-- STATED GOAL --
Tally the lines below that contain the word "과정에서", and give only that number.

Saved entries:

start

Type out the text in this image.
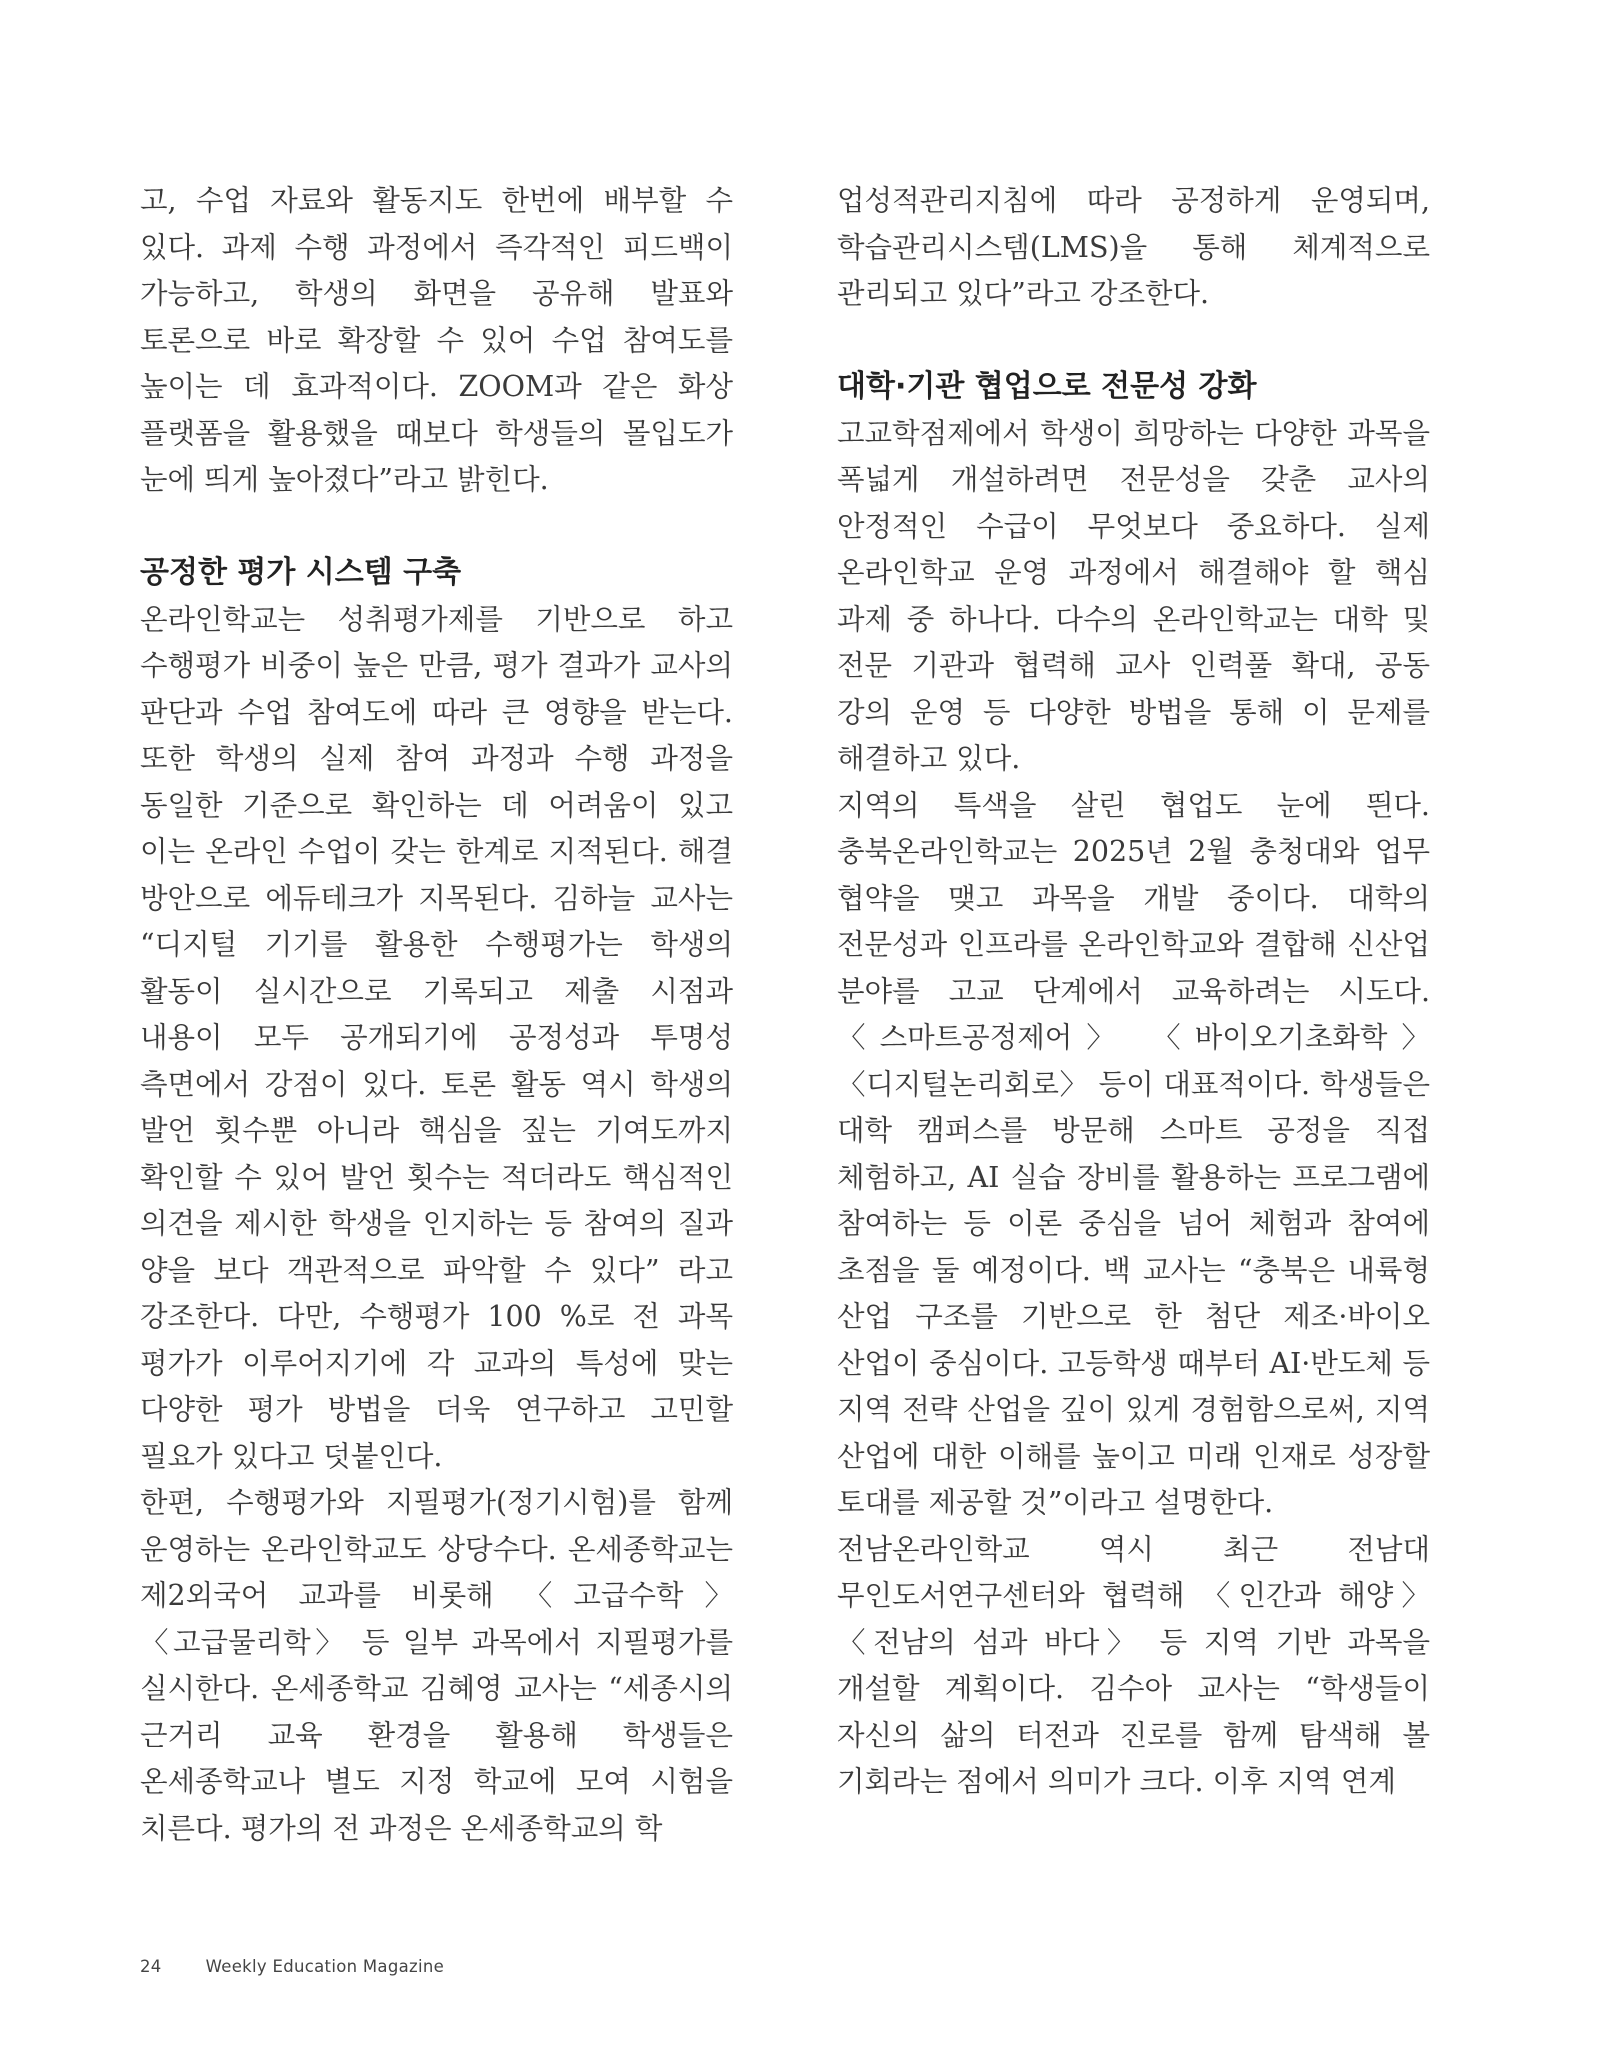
고, 수업 자료와 활동지도 한번에 배부할 수 있다. 과제 수행 과정에서 즉각적인 피드백이 가능하고, 학생의 화면을 공유해 발표와 토론으로 바로 확장할 수 있어 수업 참여도를 높이는 데 효과적이다. ZOOM과 같은 화상 플랫폼을 활용했을 때보다 학생들의 몰입도가 눈에 띄게 높아졌다”라고 밝힌다.

공정한 평가 시스템 구축

온라인학교는 성취평가제를 기반으로 하고 수행평가 비중이 높은 만큼, 평가 결과가 교사의 판단과 수업 참여도에 따라 큰 영향을 받는다. 또한 학생의 실제 참여 과정과 수행 과정을 동일한 기준으로 확인하는 데 어려움이 있고 이는 온라인 수업이 갖는 한계로 지적된다. 해결 방안으로 에듀테크가 지목된다. 김하늘 교사는 “디지털 기기를 활용한 수행평가는 학생의 활동이 실시간으로 기록되고 제출 시점과 내용이 모두 공개되기에 공정성과 투명성 측면에서 강점이 있다. 토론 활동 역시 학생의 발언 횟수뿐 아니라 핵심을 짚는 기여도까지 확인할 수 있어 발언 횟수는 적더라도 핵심적인 의견을 제시한 학생을 인지하는 등 참여의 질과 양을 보다 객관적으로 파악할 수 있다” 라고 강조한다. 다만, 수행평가 100 %로 전 과목 평가가 이루어지기에 각 교과의 특성에 맞는 다양한 평가 방법을 더욱 연구하고 고민할 필요가 있다고 덧붙인다.

한편, 수행평가와 지필평가(정기시험)를 함께 운영하는 온라인학교도 상당수다. 온세종학교는 제2외국어 교과를 비롯해 〈고급수학〉 〈고급물리학〉 등 일부 과목에서 지필평가를 실시한다. 온세종학교 김혜영 교사는 “세종시의 근거리 교육 환경을 활용해 학생들은 온세종학교나 별도 지정 학교에 모여 시험을 치른다. 평가의 전 과정은 온세종학교의 학

업성적관리지침에 따라 공정하게 운영되며, 학습관리시스템(LMS)을 통해 체계적으로 관리되고 있다”라고 강조한다.

대학·기관 협업으로 전문성 강화

고교학점제에서 학생이 희망하는 다양한 과목을 폭넓게 개설하려면 전문성을 갖춘 교사의 안정적인 수급이 무엇보다 중요하다. 실제 온라인학교 운영 과정에서 해결해야 할 핵심 과제 중 하나다. 다수의 온라인학교는 대학 및 전문 기관과 협력해 교사 인력풀 확대, 공동 강의 운영 등 다양한 방법을 통해 이 문제를 해결하고 있다.

지역의 특색을 살린 협업도 눈에 띈다. 충북온라인학교는 2025년 2월 충청대와 업무 협약을 맺고 과목을 개발 중이다. 대학의 전문성과 인프라를 온라인학교와 결합해 신산업 분야를 고교 단계에서 교육하려는 시도다. 〈스마트공정제어〉 〈바이오기초화학〉 〈디지털논리회로〉 등이 대표적이다. 학생들은 대학 캠퍼스를 방문해 스마트 공정을 직접 체험하고, AI 실습 장비를 활용하는 프로그램에 참여하는 등 이론 중심을 넘어 체험과 참여에 초점을 둘 예정이다. 백 교사는 “충북은 내륙형 산업 구조를 기반으로 한 첨단 제조·바이오 산업이 중심이다. 고등학생 때부터 AI·반도체 등 지역 전략 산업을 깊이 있게 경험함으로써, 지역 산업에 대한 이해를 높이고 미래 인재로 성장할 토대를 제공할 것”이라고 설명한다.

전남온라인학교 역시 최근 전남대 무인도서연구센터와 협력해 〈인간과 해양〉 〈전남의 섬과 바다〉 등 지역 기반 과목을 개설할 계획이다. 김수아 교사는 “학생들이 자신의 삶의 터전과 진로를 함께 탐색해 볼 기회라는 점에서 의미가 크다. 이후 지역 연계

24	Weekly Education Magazine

end

-- TASK OUTPUT --
2